What the exercise asks —
Below are the records; pull every line that includes "Cases".

--- BEGIN Data provided ---

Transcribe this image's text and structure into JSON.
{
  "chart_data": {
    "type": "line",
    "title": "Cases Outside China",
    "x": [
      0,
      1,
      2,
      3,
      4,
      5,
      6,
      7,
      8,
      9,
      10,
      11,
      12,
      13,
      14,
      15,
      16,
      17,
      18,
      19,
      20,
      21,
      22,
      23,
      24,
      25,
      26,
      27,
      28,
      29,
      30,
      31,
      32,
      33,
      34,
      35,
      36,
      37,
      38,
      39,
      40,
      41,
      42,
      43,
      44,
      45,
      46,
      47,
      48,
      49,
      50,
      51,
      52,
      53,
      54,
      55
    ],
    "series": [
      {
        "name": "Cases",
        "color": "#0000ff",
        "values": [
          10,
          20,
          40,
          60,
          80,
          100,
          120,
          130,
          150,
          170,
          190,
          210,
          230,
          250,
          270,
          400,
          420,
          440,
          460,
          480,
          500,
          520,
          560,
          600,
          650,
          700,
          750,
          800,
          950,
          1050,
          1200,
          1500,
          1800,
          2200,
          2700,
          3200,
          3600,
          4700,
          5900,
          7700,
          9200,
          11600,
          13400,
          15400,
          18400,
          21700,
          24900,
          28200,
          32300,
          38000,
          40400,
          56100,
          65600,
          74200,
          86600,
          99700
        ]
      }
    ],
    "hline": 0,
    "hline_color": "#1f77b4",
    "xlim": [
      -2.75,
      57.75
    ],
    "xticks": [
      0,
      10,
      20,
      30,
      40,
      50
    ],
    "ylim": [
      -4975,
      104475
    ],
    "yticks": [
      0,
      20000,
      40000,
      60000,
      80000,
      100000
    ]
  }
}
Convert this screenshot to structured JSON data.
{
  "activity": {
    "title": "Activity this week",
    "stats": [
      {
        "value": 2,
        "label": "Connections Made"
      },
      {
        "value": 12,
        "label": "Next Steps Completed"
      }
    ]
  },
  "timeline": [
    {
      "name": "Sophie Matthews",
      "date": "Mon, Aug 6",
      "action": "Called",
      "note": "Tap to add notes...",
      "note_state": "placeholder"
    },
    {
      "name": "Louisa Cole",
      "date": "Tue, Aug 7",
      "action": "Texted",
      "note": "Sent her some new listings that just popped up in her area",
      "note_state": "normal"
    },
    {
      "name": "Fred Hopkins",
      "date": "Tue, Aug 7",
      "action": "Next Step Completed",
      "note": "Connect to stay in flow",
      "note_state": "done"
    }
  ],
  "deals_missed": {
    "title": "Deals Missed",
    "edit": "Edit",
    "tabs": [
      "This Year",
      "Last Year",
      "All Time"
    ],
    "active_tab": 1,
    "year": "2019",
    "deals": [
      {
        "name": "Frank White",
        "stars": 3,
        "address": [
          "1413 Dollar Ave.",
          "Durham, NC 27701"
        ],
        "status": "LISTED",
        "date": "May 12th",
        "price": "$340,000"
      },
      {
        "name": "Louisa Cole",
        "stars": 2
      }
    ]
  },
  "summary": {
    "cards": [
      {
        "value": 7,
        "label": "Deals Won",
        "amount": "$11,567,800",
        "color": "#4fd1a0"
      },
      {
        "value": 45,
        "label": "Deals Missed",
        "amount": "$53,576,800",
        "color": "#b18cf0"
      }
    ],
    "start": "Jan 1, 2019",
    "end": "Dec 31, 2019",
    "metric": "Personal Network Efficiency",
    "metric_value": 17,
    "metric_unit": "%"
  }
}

--- END Data provided ---

In response —
    "title": "Cases Outside China",
        "name": "Cases",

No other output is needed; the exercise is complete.